Posted by Rob at 12:11 AM | Comments (0)

March 14, 2006

watch out

changes are afoot.

six hours of hammering later, here's where we're at. through lots of trial and error and reverse engineering some other sites (a.k.a. "plagiarizing source code"), i've learned enough html to get this thing looking a little better. i feel like i've accomplished something, and therefore feel better.

there's still stuff to do. i need a proper masthead, which will no doubt task my meager artistic abilities. and there will be other stuff, too. stand by for all that. (if anyone knows how to make little subcategories in movable type, please email me).

most importantly, the tenor of the writing is going to change a bit, back to the stuff where i'm at my best. my favorite supporters/critics have reminded me about that.

maybe i'll just open a second blog that will be morosity.com. kidding.

like i said, stand by.

Posted by Rob at 12:11 AM | Comments (3)

March 13, 2006

doocing the blog

so, i'm here at halcyon, watching a truth i have long realized in the virtual world play itself out in the physical world.

for the last hour, there's been a long receiving line reaching out the door, of people waiting to meet heather armstrong. she's a cultural phenomenon born on the internet, a cyberspace hero to who knows how many people.

she was a web designer out in L.A. a few years ago, who also maintained her own blog, dooce.com. she would write about her life, which, of course, naturally included her job and the people in it. not surprisingly, it wasn't all positive, and not surprisingly, she got fired. this gave rise to the term "dooced," as in, "Doug said some ill shit about his supervisor on his blog, and they dooced his ass."

▬▬▬

**Using the information**
1. Can you condense the paragraph of the blog posts that begins "she was a web designer out in L.A." into a short list of its main facts?
2. Could you write the next part of the blog posts, picking up after their final sentence?

Document structure recognition data:
▬▬▬

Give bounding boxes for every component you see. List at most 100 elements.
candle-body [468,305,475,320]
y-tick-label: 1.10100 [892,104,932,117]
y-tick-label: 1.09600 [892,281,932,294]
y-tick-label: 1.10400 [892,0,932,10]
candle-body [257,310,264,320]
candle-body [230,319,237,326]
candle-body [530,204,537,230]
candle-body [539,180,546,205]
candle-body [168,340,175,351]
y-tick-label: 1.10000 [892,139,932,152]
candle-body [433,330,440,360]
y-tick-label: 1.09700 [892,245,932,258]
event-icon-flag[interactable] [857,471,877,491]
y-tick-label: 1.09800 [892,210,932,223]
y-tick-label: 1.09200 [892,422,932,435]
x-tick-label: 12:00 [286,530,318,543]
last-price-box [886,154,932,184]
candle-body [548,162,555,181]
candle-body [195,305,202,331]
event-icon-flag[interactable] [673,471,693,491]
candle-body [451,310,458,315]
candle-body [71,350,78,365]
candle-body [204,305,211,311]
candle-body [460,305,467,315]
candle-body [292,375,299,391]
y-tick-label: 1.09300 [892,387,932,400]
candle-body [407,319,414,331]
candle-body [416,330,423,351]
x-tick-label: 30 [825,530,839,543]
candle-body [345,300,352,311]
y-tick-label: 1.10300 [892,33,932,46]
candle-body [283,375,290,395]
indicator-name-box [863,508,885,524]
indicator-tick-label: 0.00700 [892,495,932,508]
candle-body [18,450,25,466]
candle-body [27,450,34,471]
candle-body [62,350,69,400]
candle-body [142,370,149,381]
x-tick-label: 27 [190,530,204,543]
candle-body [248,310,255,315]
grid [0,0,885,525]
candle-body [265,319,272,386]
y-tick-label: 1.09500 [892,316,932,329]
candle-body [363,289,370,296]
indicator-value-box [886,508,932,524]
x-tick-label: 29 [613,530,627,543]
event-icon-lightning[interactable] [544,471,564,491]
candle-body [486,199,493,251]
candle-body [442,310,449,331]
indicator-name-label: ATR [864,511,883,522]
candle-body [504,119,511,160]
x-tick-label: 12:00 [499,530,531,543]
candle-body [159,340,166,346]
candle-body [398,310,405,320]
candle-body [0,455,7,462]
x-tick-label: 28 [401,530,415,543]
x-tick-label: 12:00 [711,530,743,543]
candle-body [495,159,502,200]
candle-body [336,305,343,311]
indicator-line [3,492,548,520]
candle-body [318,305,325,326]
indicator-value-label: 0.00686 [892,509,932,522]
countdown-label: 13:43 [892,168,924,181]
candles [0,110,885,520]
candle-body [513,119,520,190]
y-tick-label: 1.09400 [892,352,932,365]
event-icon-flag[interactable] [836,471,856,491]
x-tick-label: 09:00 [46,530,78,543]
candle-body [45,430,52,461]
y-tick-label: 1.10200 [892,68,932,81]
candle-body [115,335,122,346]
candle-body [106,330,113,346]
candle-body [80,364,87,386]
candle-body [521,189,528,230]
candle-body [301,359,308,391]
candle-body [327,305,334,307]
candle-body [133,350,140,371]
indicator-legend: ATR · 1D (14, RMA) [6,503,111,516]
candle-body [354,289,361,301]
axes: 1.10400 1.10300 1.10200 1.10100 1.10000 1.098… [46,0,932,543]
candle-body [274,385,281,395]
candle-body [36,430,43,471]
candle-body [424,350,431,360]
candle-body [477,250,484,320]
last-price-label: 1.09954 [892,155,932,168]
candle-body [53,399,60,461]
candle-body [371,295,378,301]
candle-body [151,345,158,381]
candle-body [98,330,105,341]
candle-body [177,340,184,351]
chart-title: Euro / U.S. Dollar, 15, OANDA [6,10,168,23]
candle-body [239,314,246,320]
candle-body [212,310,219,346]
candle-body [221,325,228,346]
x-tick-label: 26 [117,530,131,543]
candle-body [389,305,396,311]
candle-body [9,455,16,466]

▬▬▬

**Answer set**
1.
- A few years ago she was a web designer in L.A. and kept her own blog, dooce.com.
- She wrote about her life, including her job and the people in it, and not all of it was positive.
- She got fired, which gave rise to the term "dooced," meaning fired because of what someone wrote on a blog.

2.
dooce.com is the phenomenon i had hoped whowantspudding would be. and heather armstrong is the mass-exposed author that i had hoped i would become through this site. she's got a book deal. right now, she's taking pictures with someone's baby, like she's a young, attractive, female pope. which is something i think the catholic church should strongly consider.

she announced a week ago that because there were a lot of people who wouldn't be able to get into her SXSW appearance, that she and her husband were going to be hanging out at a little coffeeshop called Halcyon around noon, if anyone wanted to come by.

Halcyon is, of course, the place where i've been secondarily employed for almost a year now. it's right across the street from the "other job." and of course, a few weeks ago, my boss read about my intent to resign from my job as part of quitting the law altogether, and he accepted that resignation via email the next day. sort of convenient, really.

so her appearance here seemed pretty exciting and serendipidous at first. now, it seems sort of like the web gods are rubbing my nose in it.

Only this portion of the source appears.